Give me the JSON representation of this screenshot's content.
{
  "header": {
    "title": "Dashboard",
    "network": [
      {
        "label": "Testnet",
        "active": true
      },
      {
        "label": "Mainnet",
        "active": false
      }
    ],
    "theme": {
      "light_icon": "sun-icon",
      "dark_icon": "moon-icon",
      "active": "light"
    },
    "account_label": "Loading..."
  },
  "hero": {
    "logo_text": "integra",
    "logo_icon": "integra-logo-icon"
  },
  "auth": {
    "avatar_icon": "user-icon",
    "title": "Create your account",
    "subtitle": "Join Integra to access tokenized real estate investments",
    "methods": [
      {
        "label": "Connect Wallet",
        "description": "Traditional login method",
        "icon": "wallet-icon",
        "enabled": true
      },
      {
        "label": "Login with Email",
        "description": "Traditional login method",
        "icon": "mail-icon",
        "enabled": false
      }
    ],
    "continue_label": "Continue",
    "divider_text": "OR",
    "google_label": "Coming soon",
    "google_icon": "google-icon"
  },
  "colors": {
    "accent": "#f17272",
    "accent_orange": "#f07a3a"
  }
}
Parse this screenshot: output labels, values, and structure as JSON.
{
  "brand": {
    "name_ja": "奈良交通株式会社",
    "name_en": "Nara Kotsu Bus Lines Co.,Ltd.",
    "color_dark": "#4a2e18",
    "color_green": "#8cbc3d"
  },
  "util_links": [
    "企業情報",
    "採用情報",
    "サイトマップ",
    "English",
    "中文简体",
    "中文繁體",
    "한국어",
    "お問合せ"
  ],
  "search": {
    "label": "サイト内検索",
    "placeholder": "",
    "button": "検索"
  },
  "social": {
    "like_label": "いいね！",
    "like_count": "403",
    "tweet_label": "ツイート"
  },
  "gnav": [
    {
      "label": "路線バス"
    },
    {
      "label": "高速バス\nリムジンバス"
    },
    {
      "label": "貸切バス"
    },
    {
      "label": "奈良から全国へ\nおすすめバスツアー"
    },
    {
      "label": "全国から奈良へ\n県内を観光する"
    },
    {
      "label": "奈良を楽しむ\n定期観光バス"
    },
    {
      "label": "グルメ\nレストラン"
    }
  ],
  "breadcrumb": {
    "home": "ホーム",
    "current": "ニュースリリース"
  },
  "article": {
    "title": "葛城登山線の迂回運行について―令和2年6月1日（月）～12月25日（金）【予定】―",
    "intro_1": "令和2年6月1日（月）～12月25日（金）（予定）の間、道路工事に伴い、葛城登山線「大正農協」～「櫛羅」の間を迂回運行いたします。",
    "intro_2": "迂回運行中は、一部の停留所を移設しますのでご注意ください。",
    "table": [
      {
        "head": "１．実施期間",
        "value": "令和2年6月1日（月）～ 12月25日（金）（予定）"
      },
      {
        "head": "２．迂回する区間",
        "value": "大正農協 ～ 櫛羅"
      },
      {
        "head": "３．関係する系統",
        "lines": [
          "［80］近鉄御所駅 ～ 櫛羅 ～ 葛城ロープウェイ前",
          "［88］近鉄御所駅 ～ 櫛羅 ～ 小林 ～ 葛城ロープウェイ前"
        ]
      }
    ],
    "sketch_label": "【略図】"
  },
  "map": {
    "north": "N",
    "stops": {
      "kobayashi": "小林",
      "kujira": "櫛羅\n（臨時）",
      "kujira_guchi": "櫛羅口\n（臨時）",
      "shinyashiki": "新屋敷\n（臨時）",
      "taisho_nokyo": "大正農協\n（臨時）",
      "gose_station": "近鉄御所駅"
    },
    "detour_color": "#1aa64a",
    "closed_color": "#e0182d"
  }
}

====================

SHORT EXERCISE
Return the listing above in full, character for character.

RESPONSE
Give me the JSON representation of this screenshot's content.
{
  "header": {
    "title": "Dashboard",
    "network": [
      {
        "label": "Testnet",
        "active": true
      },
      {
        "label": "Mainnet",
        "active": false
      }
    ],
    "theme": {
      "light_icon": "sun-icon",
      "dark_icon": "moon-icon",
      "active": "light"
    },
    "account_label": "Loading..."
  },
  "hero": {
    "logo_text": "integra",
    "logo_icon": "integra-logo-icon"
  },
  "auth": {
    "avatar_icon": "user-icon",
    "title": "Create your account",
    "subtitle": "Join Integra to access tokenized real estate investments",
    "methods": [
      {
        "label": "Connect Wallet",
        "description": "Traditional login method",
        "icon": "wallet-icon",
        "enabled": true
      },
      {
        "label": "Login with Email",
        "description": "Traditional login method",
        "icon": "mail-icon",
        "enabled": false
      }
    ],
    "continue_label": "Continue",
    "divider_text": "OR",
    "google_label": "Coming soon",
    "google_icon": "google-icon"
  },
  "colors": {
    "accent": "#f17272",
    "accent_orange": "#f07a3a"
  }
}
Parse this screenshot: output labels, values, and structure as JSON.
{
  "brand": {
    "name_ja": "奈良交通株式会社",
    "name_en": "Nara Kotsu Bus Lines Co.,Ltd.",
    "color_dark": "#4a2e18",
    "color_green": "#8cbc3d"
  },
  "util_links": [
    "企業情報",
    "採用情報",
    "サイトマップ",
    "English",
    "中文简体",
    "中文繁體",
    "한국어",
    "お問合せ"
  ],
  "search": {
    "label": "サイト内検索",
    "placeholder": "",
    "button": "検索"
  },
  "social": {
    "like_label": "いいね！",
    "like_count": "403",
    "tweet_label": "ツイート"
  },
  "gnav": [
    {
      "label": "路線バス"
    },
    {
      "label": "高速バス\nリムジンバス"
    },
    {
      "label": "貸切バス"
    },
    {
      "label": "奈良から全国へ\nおすすめバスツアー"
    },
    {
      "label": "全国から奈良へ\n県内を観光する"
    },
    {
      "label": "奈良を楽しむ\n定期観光バス"
    },
    {
      "label": "グルメ\nレストラン"
    }
  ],
  "breadcrumb": {
    "home": "ホーム",
    "current": "ニュースリリース"
  },
  "article": {
    "title": "葛城登山線の迂回運行について―令和2年6月1日（月）～12月25日（金）【予定】―",
    "intro_1": "令和2年6月1日（月）～12月25日（金）（予定）の間、道路工事に伴い、葛城登山線「大正農協」～「櫛羅」の間を迂回運行いたします。",
    "intro_2": "迂回運行中は、一部の停留所を移設しますのでご注意ください。",
    "table": [
      {
        "head": "１．実施期間",
        "value": "令和2年6月1日（月）～ 12月25日（金）（予定）"
      },
      {
        "head": "２．迂回する区間",
        "value": "大正農協 ～ 櫛羅"
      },
      {
        "head": "３．関係する系統",
        "lines": [
          "［80］近鉄御所駅 ～ 櫛羅 ～ 葛城ロープウェイ前",
          "［88］近鉄御所駅 ～ 櫛羅 ～ 小林 ～ 葛城ロープウェイ前"
        ]
      }
    ],
    "sketch_label": "【略図】"
  },
  "map": {
    "north": "N",
    "stops": {
      "kobayashi": "小林",
      "kujira": "櫛羅\n（臨時）",
      "kujira_guchi": "櫛羅口\n（臨時）",
      "shinyashiki": "新屋敷\n（臨時）",
      "taisho_nokyo": "大正農協\n（臨時）",
      "gose_station": "近鉄御所駅"
    },
    "detour_color": "#1aa64a",
    "closed_color": "#e0182d"
  }
}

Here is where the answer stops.